• WHAT NEEDS TO BE DONE: Don't copy the pictures; return every other part of the records exactly.

Start of RECORD EXCERPTS

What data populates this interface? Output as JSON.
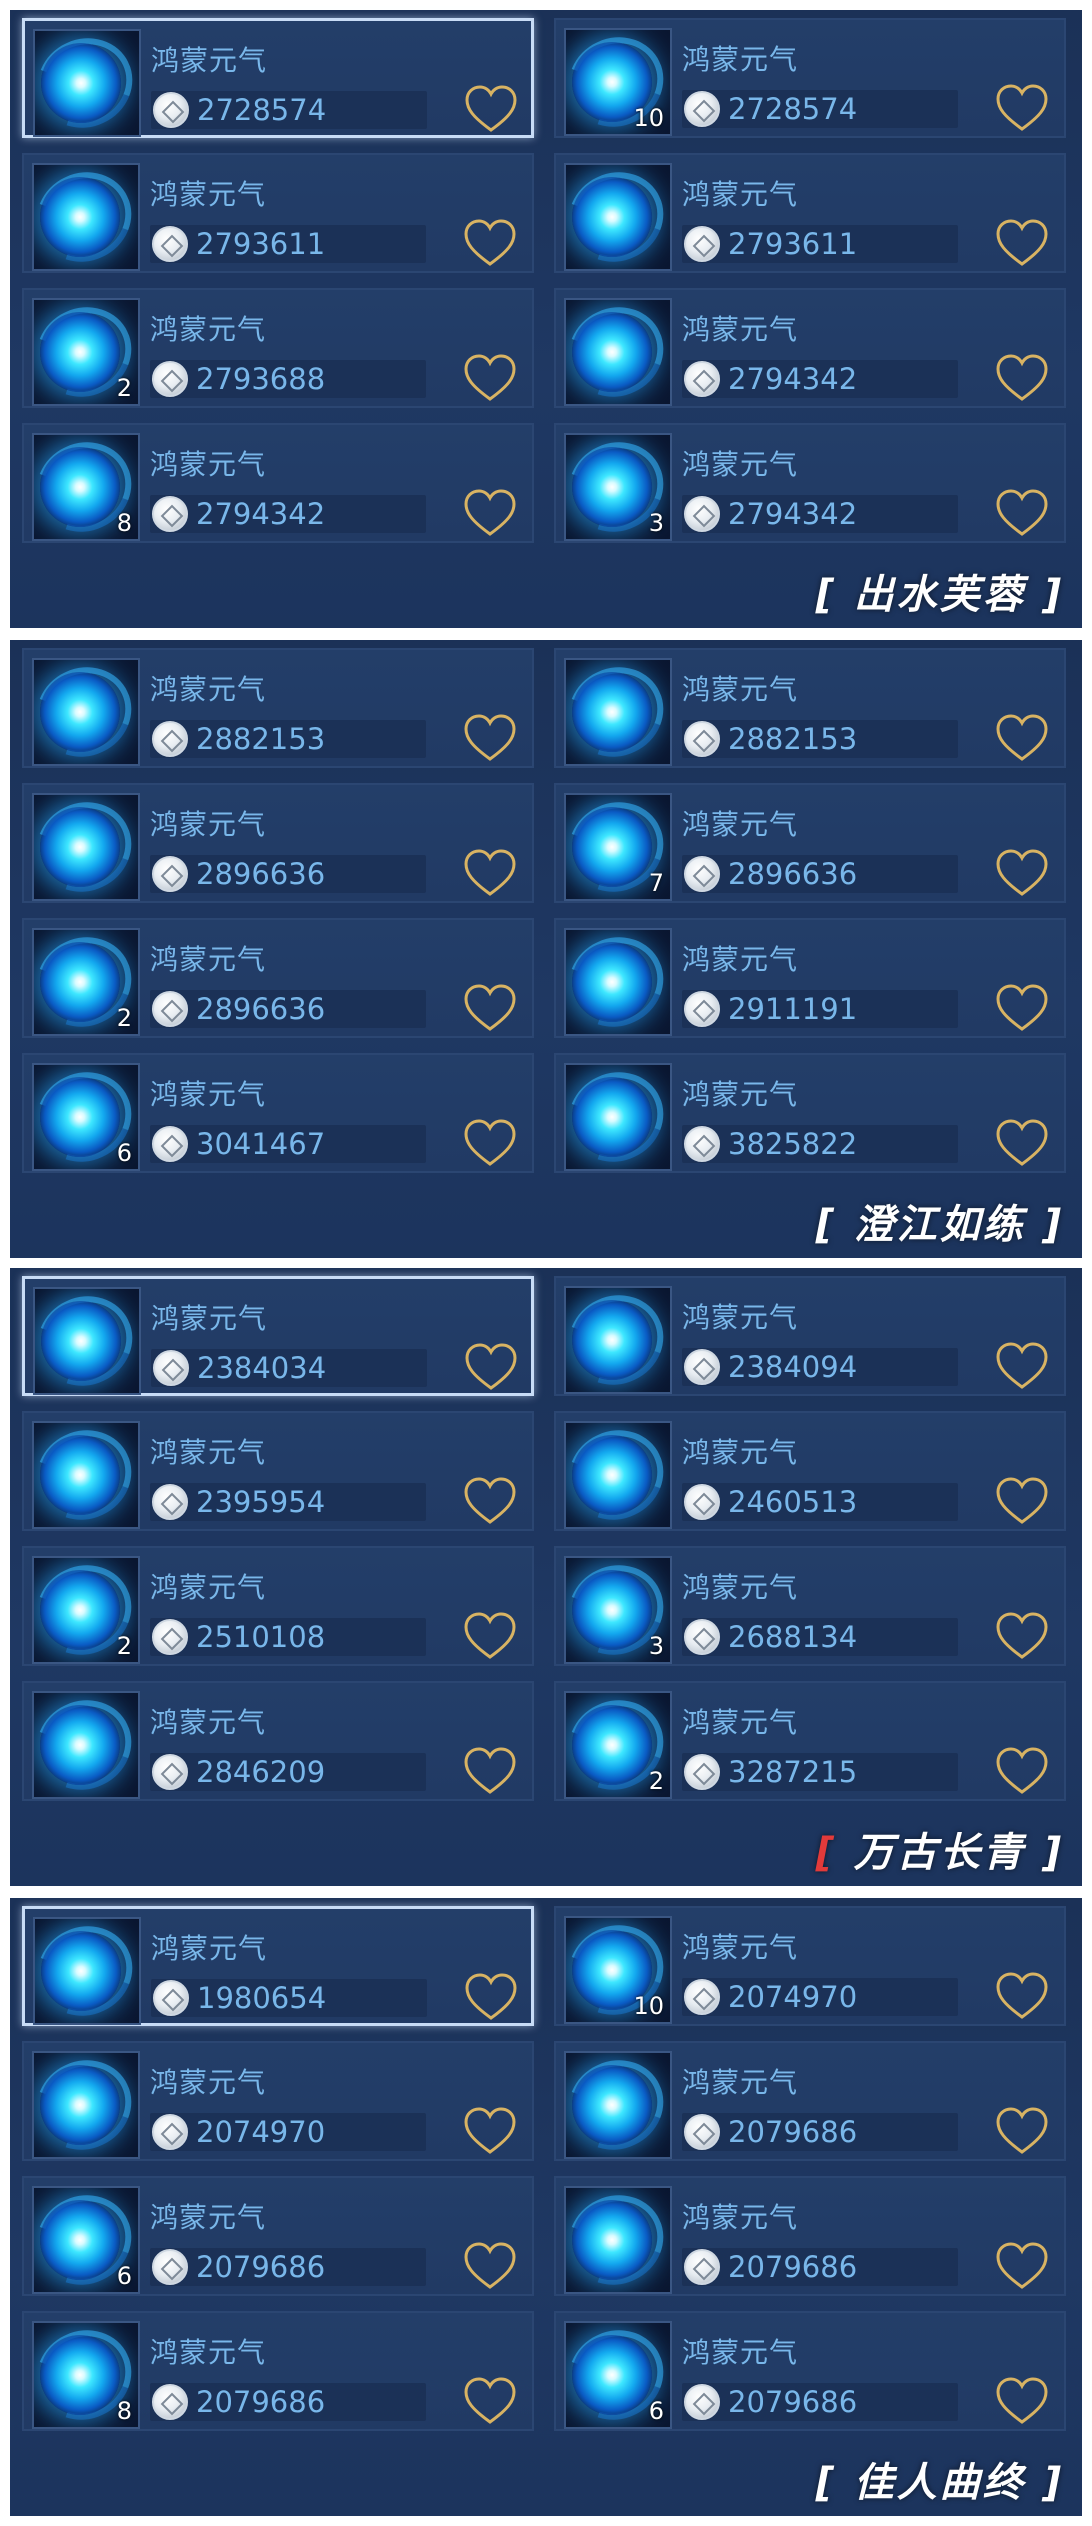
{
  "item_name": "鸿蒙元气",
  "colors": {
    "panel_bg": "#1f3863",
    "card_bg": "#223c67",
    "text_blue": "#79b7ea",
    "heart_gold": "#d8b363",
    "selected_border": "#c8dcf6"
  },
  "sections": [
    {
      "title": "出水芙蓉",
      "items": [
        {
          "name": "鸿蒙元气",
          "price": "2728574",
          "count": "",
          "selected": true
        },
        {
          "name": "鸿蒙元气",
          "price": "2728574",
          "count": "10",
          "selected": false
        },
        {
          "name": "鸿蒙元气",
          "price": "2793611",
          "count": "",
          "selected": false
        },
        {
          "name": "鸿蒙元气",
          "price": "2793611",
          "count": "",
          "selected": false
        },
        {
          "name": "鸿蒙元气",
          "price": "2793688",
          "count": "2",
          "selected": false
        },
        {
          "name": "鸿蒙元气",
          "price": "2794342",
          "count": "",
          "selected": false
        },
        {
          "name": "鸿蒙元气",
          "price": "2794342",
          "count": "8",
          "selected": false
        },
        {
          "name": "鸿蒙元气",
          "price": "2794342",
          "count": "3",
          "selected": false
        }
      ]
    },
    {
      "title": "澄江如练",
      "items": [
        {
          "name": "鸿蒙元气",
          "price": "2882153",
          "count": "",
          "selected": false
        },
        {
          "name": "鸿蒙元气",
          "price": "2882153",
          "count": "",
          "selected": false
        },
        {
          "name": "鸿蒙元气",
          "price": "2896636",
          "count": "",
          "selected": false
        },
        {
          "name": "鸿蒙元气",
          "price": "2896636",
          "count": "7",
          "selected": false
        },
        {
          "name": "鸿蒙元气",
          "price": "2896636",
          "count": "2",
          "selected": false
        },
        {
          "name": "鸿蒙元气",
          "price": "2911191",
          "count": "",
          "selected": false
        },
        {
          "name": "鸿蒙元气",
          "price": "3041467",
          "count": "6",
          "selected": false
        },
        {
          "name": "鸿蒙元气",
          "price": "3825822",
          "count": "",
          "selected": false
        }
      ]
    },
    {
      "title": "万古长青",
      "items": [
        {
          "name": "鸿蒙元气",
          "price": "2384034",
          "count": "",
          "selected": true
        },
        {
          "name": "鸿蒙元气",
          "price": "2384094",
          "count": "",
          "selected": false
        },
        {
          "name": "鸿蒙元气",
          "price": "2395954",
          "count": "",
          "selected": false
        },
        {
          "name": "鸿蒙元气",
          "price": "2460513",
          "count": "",
          "selected": false
        },
        {
          "name": "鸿蒙元气",
          "price": "2510108",
          "count": "2",
          "selected": false
        },
        {
          "name": "鸿蒙元气",
          "price": "2688134",
          "count": "3",
          "selected": false
        },
        {
          "name": "鸿蒙元气",
          "price": "2846209",
          "count": "",
          "selected": false
        },
        {
          "name": "鸿蒙元气",
          "price": "3287215",
          "count": "2",
          "selected": false
        }
      ]
    },
    {
      "title": "佳人曲终",
      "items": [
        {
          "name": "鸿蒙元气",
          "price": "1980654",
          "count": "",
          "selected": true
        },
        {
          "name": "鸿蒙元气",
          "price": "2074970",
          "count": "10",
          "selected": false
        },
        {
          "name": "鸿蒙元气",
          "price": "2074970",
          "count": "",
          "selected": false
        },
        {
          "name": "鸿蒙元气",
          "price": "2079686",
          "count": "",
          "selected": false
        },
        {
          "name": "鸿蒙元气",
          "price": "2079686",
          "count": "6",
          "selected": false
        },
        {
          "name": "鸿蒙元气",
          "price": "2079686",
          "count": "",
          "selected": false
        },
        {
          "name": "鸿蒙元气",
          "price": "2079686",
          "count": "8",
          "selected": false
        },
        {
          "name": "鸿蒙元气",
          "price": "2079686",
          "count": "6",
          "selected": false
        }
      ]
    }
  ]
}
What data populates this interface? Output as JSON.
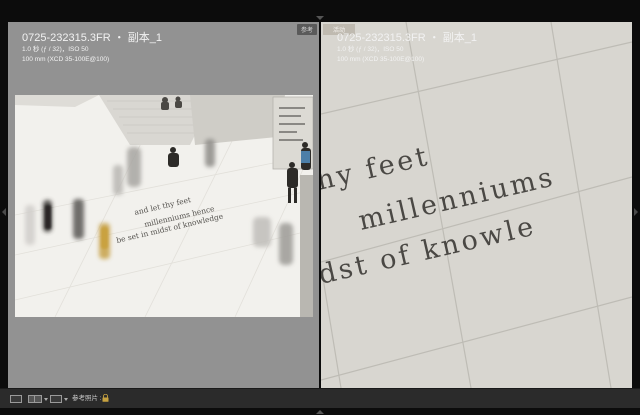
{
  "reference": {
    "tag": "参考",
    "filename": "0725-232315.3FR ・ 副本_1",
    "exposure": "1.0 秒 (ƒ / 32)，ISO 50",
    "lens": "100 mm (XCD 35-100E@100)"
  },
  "active": {
    "tag": "活动",
    "filename": "0725-232315.3FR ・ 副本_1",
    "exposure": "1.0 秒 (ƒ / 32)，ISO 50",
    "lens": "100 mm (XCD 35-100E@100)"
  },
  "photo_inscription": [
    "and let thy feet",
    "millenniums hence",
    "be set in midst of knowledge"
  ],
  "zoom_inscription": [
    "hy feet",
    "millenniums",
    "dst of knowle"
  ],
  "toolbar": {
    "reference_label": "参考照片 :",
    "icons": [
      "loupe-view-icon",
      "reference-view-icon",
      "compare-view-icon",
      "lock-icon"
    ]
  },
  "colors": {
    "panel_bg": "#929292",
    "toolbar_bg": "#2b2b2b",
    "active_tag": "#bfbab0",
    "reference_tag": "#5a5a5a"
  }
}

End of RECORD EXCERPTS

• ANSWER TO THE PROBLEM:
What data populates this interface? Output as JSON.
{
  "item_name": "鸿蒙元气",
  "colors": {
    "panel_bg": "#1f3863",
    "card_bg": "#223c67",
    "text_blue": "#79b7ea",
    "heart_gold": "#d8b363",
    "selected_border": "#c8dcf6"
  },
  "sections": [
    {
      "title": "出水芙蓉",
      "items": [
        {
          "name": "鸿蒙元气",
          "price": "2728574",
          "count": "",
          "selected": true
        },
        {
          "name": "鸿蒙元气",
          "price": "2728574",
          "count": "10",
          "selected": false
        },
        {
          "name": "鸿蒙元气",
          "price": "2793611",
          "count": "",
          "selected": false
        },
        {
          "name": "鸿蒙元气",
          "price": "2793611",
          "count": "",
          "selected": false
        },
        {
          "name": "鸿蒙元气",
          "price": "2793688",
          "count": "2",
          "selected": false
        },
        {
          "name": "鸿蒙元气",
          "price": "2794342",
          "count": "",
          "selected": false
        },
        {
          "name": "鸿蒙元气",
          "price": "2794342",
          "count": "8",
          "selected": false
        },
        {
          "name": "鸿蒙元气",
          "price": "2794342",
          "count": "3",
          "selected": false
        }
      ]
    },
    {
      "title": "澄江如练",
      "items": [
        {
          "name": "鸿蒙元气",
          "price": "2882153",
          "count": "",
          "selected": false
        },
        {
          "name": "鸿蒙元气",
          "price": "2882153",
          "count": "",
          "selected": false
        },
        {
          "name": "鸿蒙元气",
          "price": "2896636",
          "count": "",
          "selected": false
        },
        {
          "name": "鸿蒙元气",
          "price": "2896636",
          "count": "7",
          "selected": false
        },
        {
          "name": "鸿蒙元气",
          "price": "2896636",
          "count": "2",
          "selected": false
        },
        {
          "name": "鸿蒙元气",
          "price": "2911191",
          "count": "",
          "selected": false
        },
        {
          "name": "鸿蒙元气",
          "price": "3041467",
          "count": "6",
          "selected": false
        },
        {
          "name": "鸿蒙元气",
          "price": "3825822",
          "count": "",
          "selected": false
        }
      ]
    },
    {
      "title": "万古长青",
      "items": [
        {
          "name": "鸿蒙元气",
          "price": "2384034",
          "count": "",
          "selected": true
        },
        {
          "name": "鸿蒙元气",
          "price": "2384094",
          "count": "",
          "selected": false
        },
        {
          "name": "鸿蒙元气",
          "price": "2395954",
          "count": "",
          "selected": false
        },
        {
          "name": "鸿蒙元气",
          "price": "2460513",
          "count": "",
          "selected": false
        },
        {
          "name": "鸿蒙元气",
          "price": "2510108",
          "count": "2",
          "selected": false
        },
        {
          "name": "鸿蒙元气",
          "price": "2688134",
          "count": "3",
          "selected": false
        },
        {
          "name": "鸿蒙元气",
          "price": "2846209",
          "count": "",
          "selected": false
        },
        {
          "name": "鸿蒙元气",
          "price": "3287215",
          "count": "2",
          "selected": false
        }
      ]
    },
    {
      "title": "佳人曲终",
      "items": [
        {
          "name": "鸿蒙元气",
          "price": "1980654",
          "count": "",
          "selected": true
        },
        {
          "name": "鸿蒙元气",
          "price": "2074970",
          "count": "10",
          "selected": false
        },
        {
          "name": "鸿蒙元气",
          "price": "2074970",
          "count": "",
          "selected": false
        },
        {
          "name": "鸿蒙元气",
          "price": "2079686",
          "count": "",
          "selected": false
        },
        {
          "name": "鸿蒙元气",
          "price": "2079686",
          "count": "6",
          "selected": false
        },
        {
          "name": "鸿蒙元气",
          "price": "2079686",
          "count": "",
          "selected": false
        },
        {
          "name": "鸿蒙元气",
          "price": "2079686",
          "count": "8",
          "selected": false
        },
        {
          "name": "鸿蒙元气",
          "price": "2079686",
          "count": "6",
          "selected": false
        }
      ]
    }
  ]
}
What data populates this interface? Output as JSON.
{
  "reference": {
    "tag": "参考",
    "filename": "0725-232315.3FR ・ 副本_1",
    "exposure": "1.0 秒 (ƒ / 32)，ISO 50",
    "lens": "100 mm (XCD 35-100E@100)"
  },
  "active": {
    "tag": "活动",
    "filename": "0725-232315.3FR ・ 副本_1",
    "exposure": "1.0 秒 (ƒ / 32)，ISO 50",
    "lens": "100 mm (XCD 35-100E@100)"
  },
  "photo_inscription": [
    "and let thy feet",
    "millenniums hence",
    "be set in midst of knowledge"
  ],
  "zoom_inscription": [
    "hy feet",
    "millenniums",
    "dst of knowle"
  ],
  "toolbar": {
    "reference_label": "参考照片 :",
    "icons": [
      "loupe-view-icon",
      "reference-view-icon",
      "compare-view-icon",
      "lock-icon"
    ]
  },
  "colors": {
    "panel_bg": "#929292",
    "toolbar_bg": "#2b2b2b",
    "active_tag": "#bfbab0",
    "reference_tag": "#5a5a5a"
  }
}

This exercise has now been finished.